[Collected data entries]
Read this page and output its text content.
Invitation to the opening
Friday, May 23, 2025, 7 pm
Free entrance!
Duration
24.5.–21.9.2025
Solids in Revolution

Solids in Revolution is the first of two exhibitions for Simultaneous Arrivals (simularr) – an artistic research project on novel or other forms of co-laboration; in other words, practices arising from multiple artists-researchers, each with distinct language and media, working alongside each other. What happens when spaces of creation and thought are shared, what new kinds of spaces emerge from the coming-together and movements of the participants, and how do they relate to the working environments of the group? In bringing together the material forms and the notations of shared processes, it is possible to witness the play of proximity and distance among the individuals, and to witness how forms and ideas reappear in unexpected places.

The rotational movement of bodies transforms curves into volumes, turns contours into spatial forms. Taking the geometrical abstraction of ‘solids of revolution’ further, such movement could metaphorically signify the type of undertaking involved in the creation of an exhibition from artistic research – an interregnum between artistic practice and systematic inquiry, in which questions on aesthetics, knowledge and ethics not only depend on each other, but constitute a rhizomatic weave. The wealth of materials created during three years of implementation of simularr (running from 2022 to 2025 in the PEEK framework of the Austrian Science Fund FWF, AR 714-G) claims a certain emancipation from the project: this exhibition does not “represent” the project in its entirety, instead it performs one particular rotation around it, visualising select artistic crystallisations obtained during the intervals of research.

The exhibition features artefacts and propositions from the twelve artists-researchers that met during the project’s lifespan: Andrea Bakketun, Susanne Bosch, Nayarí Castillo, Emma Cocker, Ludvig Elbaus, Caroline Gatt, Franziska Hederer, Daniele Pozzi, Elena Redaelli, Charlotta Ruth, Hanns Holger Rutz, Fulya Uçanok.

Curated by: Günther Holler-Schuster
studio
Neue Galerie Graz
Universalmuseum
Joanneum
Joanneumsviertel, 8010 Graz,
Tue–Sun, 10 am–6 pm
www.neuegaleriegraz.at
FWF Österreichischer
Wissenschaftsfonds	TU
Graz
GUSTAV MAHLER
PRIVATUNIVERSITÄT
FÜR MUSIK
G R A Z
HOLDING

AIM OF THE EXERCISE →
Where a line of the data holds "this", show that line.

FULL ANSWER →
Read this page and output its text content.
The rotational movement of bodies transforms curves into volumes, turns contours into spatial forms. Taking the geometrical abstraction of ‘solids of revolution’ further, such movement could metaphorically signify the type of undertaking involved in the creation of an exhibition from artistic research – an interregnum between artistic practice and systematic inquiry, in which questions on aesthetics, knowledge and ethics not only depend on each other, but constitute a rhizomatic weave. The wealth of materials created during three years of implementation of simularr (running from 2022 to 2025 in the PEEK framework of the Austrian Science Fund FWF, AR 714-G) claims a certain emancipation from the project: this exhibition does not “represent” the project in its entirety, instead it performs one particular rotation around it, visualising select artistic crystallisations obtained during the intervals of research.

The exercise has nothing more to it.